Dataset entries:
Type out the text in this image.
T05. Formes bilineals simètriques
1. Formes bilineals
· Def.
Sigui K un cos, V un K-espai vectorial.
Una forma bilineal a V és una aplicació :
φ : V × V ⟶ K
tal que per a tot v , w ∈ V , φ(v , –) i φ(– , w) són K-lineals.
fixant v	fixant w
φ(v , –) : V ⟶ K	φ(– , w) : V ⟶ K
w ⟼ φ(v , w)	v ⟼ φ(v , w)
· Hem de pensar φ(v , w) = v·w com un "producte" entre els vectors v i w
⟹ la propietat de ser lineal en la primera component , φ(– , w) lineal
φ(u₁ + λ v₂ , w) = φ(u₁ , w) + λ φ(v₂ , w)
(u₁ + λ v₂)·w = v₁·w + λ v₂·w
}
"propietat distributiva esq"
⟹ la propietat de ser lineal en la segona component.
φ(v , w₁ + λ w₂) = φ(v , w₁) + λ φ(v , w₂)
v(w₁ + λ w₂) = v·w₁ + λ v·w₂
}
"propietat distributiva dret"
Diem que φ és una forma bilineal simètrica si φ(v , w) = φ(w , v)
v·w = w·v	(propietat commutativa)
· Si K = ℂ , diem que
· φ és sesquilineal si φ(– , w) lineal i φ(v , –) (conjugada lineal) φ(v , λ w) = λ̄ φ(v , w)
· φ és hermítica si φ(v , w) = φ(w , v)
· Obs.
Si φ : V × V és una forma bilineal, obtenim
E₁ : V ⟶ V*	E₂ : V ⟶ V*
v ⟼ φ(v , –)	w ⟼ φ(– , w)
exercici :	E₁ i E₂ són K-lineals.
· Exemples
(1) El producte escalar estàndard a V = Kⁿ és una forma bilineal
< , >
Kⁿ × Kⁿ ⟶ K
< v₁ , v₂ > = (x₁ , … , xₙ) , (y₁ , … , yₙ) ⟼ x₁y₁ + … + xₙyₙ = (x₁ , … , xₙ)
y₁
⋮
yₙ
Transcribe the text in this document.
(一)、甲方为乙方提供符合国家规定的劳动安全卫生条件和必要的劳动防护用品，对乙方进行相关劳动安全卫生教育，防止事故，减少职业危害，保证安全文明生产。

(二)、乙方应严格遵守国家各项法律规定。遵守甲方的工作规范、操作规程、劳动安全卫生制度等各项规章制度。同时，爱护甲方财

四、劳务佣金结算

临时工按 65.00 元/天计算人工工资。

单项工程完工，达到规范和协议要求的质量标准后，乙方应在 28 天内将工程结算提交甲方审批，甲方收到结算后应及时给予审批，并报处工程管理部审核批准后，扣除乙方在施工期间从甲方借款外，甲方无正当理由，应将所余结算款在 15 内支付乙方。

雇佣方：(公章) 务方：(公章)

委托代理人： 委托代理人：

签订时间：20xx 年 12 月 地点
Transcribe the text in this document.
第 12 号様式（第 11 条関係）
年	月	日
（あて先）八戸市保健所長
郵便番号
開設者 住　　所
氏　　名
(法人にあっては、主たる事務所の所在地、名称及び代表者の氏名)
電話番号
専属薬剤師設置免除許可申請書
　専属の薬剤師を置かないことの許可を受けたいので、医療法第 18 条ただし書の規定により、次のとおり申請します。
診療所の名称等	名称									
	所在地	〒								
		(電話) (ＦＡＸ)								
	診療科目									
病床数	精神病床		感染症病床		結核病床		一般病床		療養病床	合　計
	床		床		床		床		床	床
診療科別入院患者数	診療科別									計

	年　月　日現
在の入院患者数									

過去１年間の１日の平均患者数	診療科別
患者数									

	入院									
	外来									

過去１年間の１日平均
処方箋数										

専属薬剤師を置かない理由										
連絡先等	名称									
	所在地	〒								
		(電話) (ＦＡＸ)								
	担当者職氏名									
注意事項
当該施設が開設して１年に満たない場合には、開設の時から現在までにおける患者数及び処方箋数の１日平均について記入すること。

◆ Job
Show every line from the entries above in which the word "distributiva" appears.

◆ Task output
"propietat distributiva esq"
"propietat distributiva dret"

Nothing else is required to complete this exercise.